Copy each line where the word "component" occurs.

ROWS →
((
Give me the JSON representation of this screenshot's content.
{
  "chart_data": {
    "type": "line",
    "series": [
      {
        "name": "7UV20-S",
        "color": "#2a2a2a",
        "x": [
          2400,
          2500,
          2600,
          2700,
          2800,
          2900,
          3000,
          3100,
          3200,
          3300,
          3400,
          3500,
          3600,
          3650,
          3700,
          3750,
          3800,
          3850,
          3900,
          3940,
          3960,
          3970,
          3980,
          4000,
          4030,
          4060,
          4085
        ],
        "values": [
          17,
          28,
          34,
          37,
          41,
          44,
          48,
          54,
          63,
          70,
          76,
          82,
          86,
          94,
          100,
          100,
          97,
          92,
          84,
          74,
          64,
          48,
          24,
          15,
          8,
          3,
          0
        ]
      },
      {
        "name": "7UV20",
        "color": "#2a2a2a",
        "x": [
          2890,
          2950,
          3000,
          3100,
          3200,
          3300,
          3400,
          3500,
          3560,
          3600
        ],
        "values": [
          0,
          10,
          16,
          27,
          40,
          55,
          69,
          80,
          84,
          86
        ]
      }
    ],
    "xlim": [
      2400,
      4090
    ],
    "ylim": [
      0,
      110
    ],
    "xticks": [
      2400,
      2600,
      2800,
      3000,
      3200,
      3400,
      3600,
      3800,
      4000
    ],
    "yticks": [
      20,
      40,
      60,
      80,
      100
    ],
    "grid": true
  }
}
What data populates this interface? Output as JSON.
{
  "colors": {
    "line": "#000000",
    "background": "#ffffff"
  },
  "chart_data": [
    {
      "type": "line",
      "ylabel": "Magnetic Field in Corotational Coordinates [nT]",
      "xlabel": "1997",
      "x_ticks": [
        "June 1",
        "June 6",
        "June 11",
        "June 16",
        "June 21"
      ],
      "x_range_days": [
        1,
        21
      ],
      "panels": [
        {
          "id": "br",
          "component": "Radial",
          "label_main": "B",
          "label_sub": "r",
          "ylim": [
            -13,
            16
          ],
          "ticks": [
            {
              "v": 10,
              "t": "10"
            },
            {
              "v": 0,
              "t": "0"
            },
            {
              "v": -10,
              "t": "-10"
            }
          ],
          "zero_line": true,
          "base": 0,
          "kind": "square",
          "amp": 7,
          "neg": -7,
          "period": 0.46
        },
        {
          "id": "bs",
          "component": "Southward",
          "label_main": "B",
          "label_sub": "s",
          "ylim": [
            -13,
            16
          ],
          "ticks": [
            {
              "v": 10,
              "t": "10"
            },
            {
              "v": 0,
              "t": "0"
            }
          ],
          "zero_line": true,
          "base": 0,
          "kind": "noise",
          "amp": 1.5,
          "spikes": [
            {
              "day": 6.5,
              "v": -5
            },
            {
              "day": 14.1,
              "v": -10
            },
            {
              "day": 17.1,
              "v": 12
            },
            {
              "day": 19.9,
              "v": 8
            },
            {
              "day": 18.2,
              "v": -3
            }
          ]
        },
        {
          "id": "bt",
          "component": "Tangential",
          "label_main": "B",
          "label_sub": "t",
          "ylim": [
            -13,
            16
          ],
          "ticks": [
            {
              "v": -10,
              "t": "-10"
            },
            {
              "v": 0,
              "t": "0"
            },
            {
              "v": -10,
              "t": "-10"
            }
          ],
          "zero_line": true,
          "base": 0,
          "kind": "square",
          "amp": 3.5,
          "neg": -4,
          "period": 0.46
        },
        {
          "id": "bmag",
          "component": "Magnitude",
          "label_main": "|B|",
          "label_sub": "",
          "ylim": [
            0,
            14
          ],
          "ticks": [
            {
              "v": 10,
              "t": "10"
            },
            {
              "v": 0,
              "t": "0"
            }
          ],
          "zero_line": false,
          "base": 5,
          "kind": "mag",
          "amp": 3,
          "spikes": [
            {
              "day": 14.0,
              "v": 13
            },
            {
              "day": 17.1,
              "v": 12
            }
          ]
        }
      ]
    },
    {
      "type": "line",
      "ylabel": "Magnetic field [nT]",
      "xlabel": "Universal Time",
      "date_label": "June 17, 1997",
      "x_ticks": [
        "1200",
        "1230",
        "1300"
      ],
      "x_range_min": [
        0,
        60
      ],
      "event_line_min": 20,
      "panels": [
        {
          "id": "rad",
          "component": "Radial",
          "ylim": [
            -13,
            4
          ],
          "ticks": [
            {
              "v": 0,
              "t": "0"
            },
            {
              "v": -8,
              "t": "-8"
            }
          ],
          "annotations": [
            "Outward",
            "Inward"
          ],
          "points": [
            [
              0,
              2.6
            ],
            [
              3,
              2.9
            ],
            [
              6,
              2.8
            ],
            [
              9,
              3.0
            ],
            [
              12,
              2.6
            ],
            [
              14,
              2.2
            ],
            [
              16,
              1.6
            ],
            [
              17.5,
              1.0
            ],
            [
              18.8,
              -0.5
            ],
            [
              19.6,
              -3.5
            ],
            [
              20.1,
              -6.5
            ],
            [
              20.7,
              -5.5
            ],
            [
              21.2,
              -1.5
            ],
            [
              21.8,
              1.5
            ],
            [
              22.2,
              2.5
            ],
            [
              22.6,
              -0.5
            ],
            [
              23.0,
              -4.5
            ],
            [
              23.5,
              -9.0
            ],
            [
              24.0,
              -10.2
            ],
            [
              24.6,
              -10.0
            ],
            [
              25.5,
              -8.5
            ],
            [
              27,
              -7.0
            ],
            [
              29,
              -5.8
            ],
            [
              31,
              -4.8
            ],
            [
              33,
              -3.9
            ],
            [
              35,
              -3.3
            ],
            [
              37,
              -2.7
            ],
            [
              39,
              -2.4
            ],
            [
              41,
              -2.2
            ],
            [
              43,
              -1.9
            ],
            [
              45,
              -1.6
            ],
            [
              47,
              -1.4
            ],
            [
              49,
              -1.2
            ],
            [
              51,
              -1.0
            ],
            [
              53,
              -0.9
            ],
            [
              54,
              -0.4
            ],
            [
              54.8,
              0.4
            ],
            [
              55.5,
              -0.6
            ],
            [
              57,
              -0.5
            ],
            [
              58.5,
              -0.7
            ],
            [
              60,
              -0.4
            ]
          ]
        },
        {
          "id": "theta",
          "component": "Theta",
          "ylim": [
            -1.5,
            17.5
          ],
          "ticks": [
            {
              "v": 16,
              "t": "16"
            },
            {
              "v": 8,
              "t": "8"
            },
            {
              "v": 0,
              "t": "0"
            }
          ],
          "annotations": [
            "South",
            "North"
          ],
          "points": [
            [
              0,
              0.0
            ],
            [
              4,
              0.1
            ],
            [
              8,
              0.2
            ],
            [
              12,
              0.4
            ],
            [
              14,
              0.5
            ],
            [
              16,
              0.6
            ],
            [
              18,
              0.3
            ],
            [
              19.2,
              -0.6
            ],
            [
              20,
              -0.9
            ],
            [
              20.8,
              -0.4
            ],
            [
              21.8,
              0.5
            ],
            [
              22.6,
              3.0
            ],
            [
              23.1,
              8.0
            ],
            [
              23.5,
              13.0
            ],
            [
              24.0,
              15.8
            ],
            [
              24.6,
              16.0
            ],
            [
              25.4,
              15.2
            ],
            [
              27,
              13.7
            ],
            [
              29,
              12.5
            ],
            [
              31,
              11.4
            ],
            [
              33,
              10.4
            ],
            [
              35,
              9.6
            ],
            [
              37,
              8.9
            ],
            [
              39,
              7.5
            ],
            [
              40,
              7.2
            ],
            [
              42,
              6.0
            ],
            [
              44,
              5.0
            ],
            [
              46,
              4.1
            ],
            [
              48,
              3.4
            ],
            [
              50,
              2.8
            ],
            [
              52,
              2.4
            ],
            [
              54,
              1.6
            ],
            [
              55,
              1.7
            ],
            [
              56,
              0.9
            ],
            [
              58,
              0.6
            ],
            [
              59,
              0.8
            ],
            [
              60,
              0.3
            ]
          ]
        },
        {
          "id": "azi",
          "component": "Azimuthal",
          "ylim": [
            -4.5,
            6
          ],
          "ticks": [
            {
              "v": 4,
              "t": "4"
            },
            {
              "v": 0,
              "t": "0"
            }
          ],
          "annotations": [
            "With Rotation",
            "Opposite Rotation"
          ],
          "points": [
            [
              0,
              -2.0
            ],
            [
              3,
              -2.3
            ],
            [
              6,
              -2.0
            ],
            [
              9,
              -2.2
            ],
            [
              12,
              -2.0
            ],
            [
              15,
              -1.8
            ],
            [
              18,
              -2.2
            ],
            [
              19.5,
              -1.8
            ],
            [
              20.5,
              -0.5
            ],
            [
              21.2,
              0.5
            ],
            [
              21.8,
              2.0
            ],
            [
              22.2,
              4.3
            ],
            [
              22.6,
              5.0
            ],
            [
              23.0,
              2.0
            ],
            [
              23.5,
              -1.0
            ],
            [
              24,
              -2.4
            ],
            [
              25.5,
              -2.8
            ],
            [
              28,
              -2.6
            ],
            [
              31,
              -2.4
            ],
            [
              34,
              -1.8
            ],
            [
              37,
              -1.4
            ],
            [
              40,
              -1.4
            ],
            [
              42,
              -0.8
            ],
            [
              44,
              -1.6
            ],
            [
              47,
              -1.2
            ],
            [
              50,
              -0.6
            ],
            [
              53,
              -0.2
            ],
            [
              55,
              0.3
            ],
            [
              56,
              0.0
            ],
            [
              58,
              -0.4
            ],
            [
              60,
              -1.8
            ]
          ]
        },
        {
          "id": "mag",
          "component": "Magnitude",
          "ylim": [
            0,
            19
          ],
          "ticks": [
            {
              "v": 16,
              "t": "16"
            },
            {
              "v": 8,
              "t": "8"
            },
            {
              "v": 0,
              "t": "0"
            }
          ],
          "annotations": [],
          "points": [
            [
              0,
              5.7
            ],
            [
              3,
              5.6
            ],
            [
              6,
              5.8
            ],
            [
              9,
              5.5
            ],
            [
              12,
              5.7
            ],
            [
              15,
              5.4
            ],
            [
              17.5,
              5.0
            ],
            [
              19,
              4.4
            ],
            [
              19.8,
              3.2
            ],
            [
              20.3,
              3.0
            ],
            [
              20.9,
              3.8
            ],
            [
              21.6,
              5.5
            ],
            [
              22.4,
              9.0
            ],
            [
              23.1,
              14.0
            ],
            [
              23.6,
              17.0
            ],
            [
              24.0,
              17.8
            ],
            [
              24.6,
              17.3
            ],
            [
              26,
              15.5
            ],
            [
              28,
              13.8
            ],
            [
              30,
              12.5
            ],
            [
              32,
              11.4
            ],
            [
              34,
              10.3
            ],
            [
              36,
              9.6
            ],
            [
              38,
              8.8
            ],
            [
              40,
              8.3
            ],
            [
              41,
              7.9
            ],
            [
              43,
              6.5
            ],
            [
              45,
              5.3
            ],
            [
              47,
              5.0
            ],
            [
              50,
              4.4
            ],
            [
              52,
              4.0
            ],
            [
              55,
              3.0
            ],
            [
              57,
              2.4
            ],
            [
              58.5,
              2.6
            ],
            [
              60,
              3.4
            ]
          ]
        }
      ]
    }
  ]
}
))
SOLUTION FOR THIS PROBLEM →
          "component": "Radial",
          "component": "Southward",
          "component": "Tangential",
          "component": "Magnitude",
          "component": "Radial",
          "component": "Theta",
          "component": "Azimuthal",
          "component": "Magnitude",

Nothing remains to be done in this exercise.